What to work on
In the records below, pick out all lines containing the word "this".
--- Dataset excerpts ---
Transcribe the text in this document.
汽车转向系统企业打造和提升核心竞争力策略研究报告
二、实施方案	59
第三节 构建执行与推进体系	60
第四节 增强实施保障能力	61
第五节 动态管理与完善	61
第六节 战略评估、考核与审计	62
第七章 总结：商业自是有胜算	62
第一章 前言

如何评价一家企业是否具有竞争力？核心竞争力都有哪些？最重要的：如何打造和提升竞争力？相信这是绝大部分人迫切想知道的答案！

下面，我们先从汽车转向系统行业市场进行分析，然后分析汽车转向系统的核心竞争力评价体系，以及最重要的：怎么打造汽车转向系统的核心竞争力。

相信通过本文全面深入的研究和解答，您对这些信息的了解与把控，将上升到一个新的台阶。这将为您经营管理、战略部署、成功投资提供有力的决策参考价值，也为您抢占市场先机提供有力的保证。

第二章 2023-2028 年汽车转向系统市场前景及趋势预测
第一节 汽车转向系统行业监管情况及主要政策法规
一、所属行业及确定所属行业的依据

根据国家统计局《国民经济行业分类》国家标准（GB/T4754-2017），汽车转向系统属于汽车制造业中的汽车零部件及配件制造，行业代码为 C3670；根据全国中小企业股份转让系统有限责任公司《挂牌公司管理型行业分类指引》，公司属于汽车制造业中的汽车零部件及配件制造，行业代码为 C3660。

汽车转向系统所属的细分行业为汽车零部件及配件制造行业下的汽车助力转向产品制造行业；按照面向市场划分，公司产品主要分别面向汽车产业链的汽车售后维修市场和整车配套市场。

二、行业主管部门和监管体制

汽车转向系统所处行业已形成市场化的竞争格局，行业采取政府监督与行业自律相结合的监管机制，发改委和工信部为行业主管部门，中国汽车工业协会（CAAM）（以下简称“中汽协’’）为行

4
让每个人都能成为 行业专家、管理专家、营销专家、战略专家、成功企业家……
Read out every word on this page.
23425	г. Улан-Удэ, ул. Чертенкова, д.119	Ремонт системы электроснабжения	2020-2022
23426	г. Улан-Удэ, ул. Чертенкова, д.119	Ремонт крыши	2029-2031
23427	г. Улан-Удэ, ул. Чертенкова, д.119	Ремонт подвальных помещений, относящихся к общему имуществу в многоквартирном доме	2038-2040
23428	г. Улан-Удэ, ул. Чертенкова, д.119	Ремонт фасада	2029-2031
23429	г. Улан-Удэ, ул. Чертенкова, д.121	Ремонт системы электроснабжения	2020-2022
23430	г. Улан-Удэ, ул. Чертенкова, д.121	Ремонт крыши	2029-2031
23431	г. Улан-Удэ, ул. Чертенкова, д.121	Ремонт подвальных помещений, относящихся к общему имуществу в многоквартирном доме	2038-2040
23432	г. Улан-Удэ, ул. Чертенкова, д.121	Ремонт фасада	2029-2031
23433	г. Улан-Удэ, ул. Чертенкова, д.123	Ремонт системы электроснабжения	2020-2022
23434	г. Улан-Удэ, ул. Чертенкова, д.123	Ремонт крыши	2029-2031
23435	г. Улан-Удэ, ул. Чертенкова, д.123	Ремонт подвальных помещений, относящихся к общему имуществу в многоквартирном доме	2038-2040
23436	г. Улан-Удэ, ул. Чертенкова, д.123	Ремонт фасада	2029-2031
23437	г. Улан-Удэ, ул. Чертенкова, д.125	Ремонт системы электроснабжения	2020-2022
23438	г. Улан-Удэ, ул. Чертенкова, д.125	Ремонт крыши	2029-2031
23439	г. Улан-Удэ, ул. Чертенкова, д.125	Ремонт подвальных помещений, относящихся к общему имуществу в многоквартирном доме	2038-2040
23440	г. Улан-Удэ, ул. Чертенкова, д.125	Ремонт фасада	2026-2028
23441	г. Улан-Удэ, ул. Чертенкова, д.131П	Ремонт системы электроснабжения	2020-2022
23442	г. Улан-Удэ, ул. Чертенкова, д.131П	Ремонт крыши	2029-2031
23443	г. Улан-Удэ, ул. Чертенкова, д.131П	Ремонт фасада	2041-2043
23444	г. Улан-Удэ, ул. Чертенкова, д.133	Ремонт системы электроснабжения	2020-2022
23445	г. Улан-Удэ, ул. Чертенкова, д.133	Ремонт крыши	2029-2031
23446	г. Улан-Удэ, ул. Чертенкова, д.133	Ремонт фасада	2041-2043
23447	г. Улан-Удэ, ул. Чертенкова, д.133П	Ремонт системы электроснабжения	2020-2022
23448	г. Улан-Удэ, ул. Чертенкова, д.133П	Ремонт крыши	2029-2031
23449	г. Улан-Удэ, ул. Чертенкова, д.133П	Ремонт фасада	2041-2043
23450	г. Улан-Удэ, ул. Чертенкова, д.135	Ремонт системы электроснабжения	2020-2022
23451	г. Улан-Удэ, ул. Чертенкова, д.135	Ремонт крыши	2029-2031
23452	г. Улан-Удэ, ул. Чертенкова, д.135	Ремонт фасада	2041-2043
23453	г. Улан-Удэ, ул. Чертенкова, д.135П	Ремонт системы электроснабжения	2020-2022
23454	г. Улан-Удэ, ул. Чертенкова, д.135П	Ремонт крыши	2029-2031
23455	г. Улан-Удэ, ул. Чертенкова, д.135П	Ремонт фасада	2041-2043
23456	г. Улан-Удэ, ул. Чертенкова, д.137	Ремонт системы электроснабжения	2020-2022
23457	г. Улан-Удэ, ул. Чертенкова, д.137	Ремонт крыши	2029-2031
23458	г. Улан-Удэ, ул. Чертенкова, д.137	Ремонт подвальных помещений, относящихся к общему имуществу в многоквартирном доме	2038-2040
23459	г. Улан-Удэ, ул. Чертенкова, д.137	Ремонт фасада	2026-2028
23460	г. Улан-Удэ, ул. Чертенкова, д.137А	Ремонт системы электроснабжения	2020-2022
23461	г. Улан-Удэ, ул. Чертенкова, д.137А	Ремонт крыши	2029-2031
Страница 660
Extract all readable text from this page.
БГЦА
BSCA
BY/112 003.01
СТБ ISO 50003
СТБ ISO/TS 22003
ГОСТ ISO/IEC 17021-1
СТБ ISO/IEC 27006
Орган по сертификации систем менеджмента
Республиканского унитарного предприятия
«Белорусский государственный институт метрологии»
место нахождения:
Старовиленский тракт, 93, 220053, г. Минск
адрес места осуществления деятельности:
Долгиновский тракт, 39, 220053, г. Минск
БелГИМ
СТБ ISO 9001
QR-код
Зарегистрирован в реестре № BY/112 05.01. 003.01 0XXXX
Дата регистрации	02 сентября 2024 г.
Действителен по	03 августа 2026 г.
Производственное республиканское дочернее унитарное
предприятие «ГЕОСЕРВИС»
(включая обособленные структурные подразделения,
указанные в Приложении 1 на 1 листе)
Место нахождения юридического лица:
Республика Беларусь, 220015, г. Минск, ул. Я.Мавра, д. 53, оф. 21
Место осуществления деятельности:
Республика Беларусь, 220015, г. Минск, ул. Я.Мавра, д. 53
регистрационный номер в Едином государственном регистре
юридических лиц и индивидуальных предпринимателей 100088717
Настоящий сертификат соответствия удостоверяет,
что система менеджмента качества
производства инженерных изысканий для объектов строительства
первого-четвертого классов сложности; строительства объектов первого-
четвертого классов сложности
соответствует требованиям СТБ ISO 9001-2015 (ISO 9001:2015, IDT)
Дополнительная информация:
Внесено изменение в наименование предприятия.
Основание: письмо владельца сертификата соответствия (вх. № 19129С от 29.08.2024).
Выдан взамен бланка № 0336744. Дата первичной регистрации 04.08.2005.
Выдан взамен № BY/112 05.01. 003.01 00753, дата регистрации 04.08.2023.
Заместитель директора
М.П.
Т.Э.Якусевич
---
Full solution
Transcribe the text in this document.
Read out every word on this page.
Extract all readable text from this page.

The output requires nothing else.